## What is expected
Will you give the material below again, every line exactly as it is?

++++ Recorded data

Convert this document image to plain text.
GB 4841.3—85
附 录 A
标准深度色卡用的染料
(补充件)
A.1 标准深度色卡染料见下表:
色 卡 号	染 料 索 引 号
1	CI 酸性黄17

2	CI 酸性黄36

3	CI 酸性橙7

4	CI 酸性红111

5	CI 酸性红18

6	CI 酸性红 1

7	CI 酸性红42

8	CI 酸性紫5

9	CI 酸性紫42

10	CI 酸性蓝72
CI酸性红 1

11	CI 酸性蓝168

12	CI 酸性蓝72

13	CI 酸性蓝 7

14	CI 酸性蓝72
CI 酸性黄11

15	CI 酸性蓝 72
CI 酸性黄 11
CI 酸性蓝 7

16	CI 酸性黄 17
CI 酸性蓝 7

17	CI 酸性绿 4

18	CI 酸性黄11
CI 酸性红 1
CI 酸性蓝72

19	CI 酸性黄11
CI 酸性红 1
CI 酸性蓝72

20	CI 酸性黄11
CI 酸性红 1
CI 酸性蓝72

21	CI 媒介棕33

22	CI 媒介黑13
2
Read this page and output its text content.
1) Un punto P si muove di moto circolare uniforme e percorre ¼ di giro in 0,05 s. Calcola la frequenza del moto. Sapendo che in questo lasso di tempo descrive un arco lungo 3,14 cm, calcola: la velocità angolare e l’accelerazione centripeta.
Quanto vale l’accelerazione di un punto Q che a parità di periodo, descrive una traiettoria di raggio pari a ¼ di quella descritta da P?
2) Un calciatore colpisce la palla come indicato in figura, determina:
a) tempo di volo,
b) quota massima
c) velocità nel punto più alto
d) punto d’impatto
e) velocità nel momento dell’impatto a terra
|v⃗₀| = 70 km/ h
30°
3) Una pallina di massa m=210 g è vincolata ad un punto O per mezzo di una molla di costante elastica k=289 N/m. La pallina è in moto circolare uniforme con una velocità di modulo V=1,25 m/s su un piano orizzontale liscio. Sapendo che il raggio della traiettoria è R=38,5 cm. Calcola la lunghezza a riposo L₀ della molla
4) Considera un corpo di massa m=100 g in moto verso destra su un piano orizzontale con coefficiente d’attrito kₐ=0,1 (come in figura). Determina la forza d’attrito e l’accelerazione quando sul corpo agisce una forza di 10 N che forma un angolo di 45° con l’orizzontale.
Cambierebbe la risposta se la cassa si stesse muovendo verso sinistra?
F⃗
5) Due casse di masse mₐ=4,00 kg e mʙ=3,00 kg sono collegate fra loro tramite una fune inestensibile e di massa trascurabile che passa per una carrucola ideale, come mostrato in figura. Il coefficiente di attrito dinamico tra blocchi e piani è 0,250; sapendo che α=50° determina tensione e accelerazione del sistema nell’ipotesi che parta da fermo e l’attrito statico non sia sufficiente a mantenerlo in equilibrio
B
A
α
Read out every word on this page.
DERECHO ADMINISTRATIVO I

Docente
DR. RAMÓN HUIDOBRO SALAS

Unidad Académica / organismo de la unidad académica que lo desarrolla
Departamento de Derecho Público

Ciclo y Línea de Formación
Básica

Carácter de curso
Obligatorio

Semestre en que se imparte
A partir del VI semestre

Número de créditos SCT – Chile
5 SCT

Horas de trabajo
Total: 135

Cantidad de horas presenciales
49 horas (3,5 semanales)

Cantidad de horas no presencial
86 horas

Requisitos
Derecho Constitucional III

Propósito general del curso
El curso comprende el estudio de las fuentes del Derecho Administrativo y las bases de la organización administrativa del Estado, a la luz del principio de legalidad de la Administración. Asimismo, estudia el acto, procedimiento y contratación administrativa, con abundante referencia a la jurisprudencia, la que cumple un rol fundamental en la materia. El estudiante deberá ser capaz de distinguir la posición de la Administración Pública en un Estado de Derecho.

++++++++

## Complete response
Convert this document image to plain text.
GB 4841.3—85
附 录 A
标准深度色卡用的染料
(补充件)
A.1 标准深度色卡染料见下表:
色 卡 号	染 料 索 引 号
1	CI 酸性黄17

2	CI 酸性黄36

3	CI 酸性橙7

4	CI 酸性红111

5	CI 酸性红18

6	CI 酸性红 1

7	CI 酸性红42

8	CI 酸性紫5

9	CI 酸性紫42

10	CI 酸性蓝72
CI酸性红 1

11	CI 酸性蓝168

12	CI 酸性蓝72

13	CI 酸性蓝 7

14	CI 酸性蓝72
CI 酸性黄11

15	CI 酸性蓝 72
CI 酸性黄 11
CI 酸性蓝 7

16	CI 酸性黄 17
CI 酸性蓝 7

17	CI 酸性绿 4

18	CI 酸性黄11
CI 酸性红 1
CI 酸性蓝72

19	CI 酸性黄11
CI 酸性红 1
CI 酸性蓝72

20	CI 酸性黄11
CI 酸性红 1
CI 酸性蓝72

21	CI 媒介棕33

22	CI 媒介黑13
2
Read this page and output its text content.
1) Un punto P si muove di moto circolare uniforme e percorre ¼ di giro in 0,05 s. Calcola la frequenza del moto. Sapendo che in questo lasso di tempo descrive un arco lungo 3,14 cm, calcola: la velocità angolare e l’accelerazione centripeta.
Quanto vale l’accelerazione di un punto Q che a parità di periodo, descrive una traiettoria di raggio pari a ¼ di quella descritta da P?
2) Un calciatore colpisce la palla come indicato in figura, determina:
a) tempo di volo,
b) quota massima
c) velocità nel punto più alto
d) punto d’impatto
e) velocità nel momento dell’impatto a terra
|v⃗₀| = 70 km/ h
30°
3) Una pallina di massa m=210 g è vincolata ad un punto O per mezzo di una molla di costante elastica k=289 N/m. La pallina è in moto circolare uniforme con una velocità di modulo V=1,25 m/s su un piano orizzontale liscio. Sapendo che il raggio della traiettoria è R=38,5 cm. Calcola la lunghezza a riposo L₀ della molla
4) Considera un corpo di massa m=100 g in moto verso destra su un piano orizzontale con coefficiente d’attrito kₐ=0,1 (come in figura). Determina la forza d’attrito e l’accelerazione quando sul corpo agisce una forza di 10 N che forma un angolo di 45° con l’orizzontale.
Cambierebbe la risposta se la cassa si stesse muovendo verso sinistra?
F⃗
5) Due casse di masse mₐ=4,00 kg e mʙ=3,00 kg sono collegate fra loro tramite una fune inestensibile e di massa trascurabile che passa per una carrucola ideale, come mostrato in figura. Il coefficiente di attrito dinamico tra blocchi e piani è 0,250; sapendo che α=50° determina tensione e accelerazione del sistema nell’ipotesi che parta da fermo e l’attrito statico non sia sufficiente a mantenerlo in equilibrio
B
A
α
Read out every word on this page.
DERECHO ADMINISTRATIVO I

Docente
DR. RAMÓN HUIDOBRO SALAS

Unidad Académica / organismo de la unidad académica que lo desarrolla
Departamento de Derecho Público

Ciclo y Línea de Formación
Básica

Carácter de curso
Obligatorio

Semestre en que se imparte
A partir del VI semestre

Número de créditos SCT – Chile
5 SCT

Horas de trabajo
Total: 135

Cantidad de horas presenciales
49 horas (3,5 semanales)

Cantidad de horas no presencial
86 horas

Requisitos
Derecho Constitucional III

Propósito general del curso
El curso comprende el estudio de las fuentes del Derecho Administrativo y las bases de la organización administrativa del Estado, a la luz del principio de legalidad de la Administración. Asimismo, estudia el acto, procedimiento y contratación administrativa, con abundante referencia a la jurisprudencia, la que cumple un rol fundamental en la materia. El estudiante deberá ser capaz de distinguir la posición de la Administración Pública en un Estado de Derecho.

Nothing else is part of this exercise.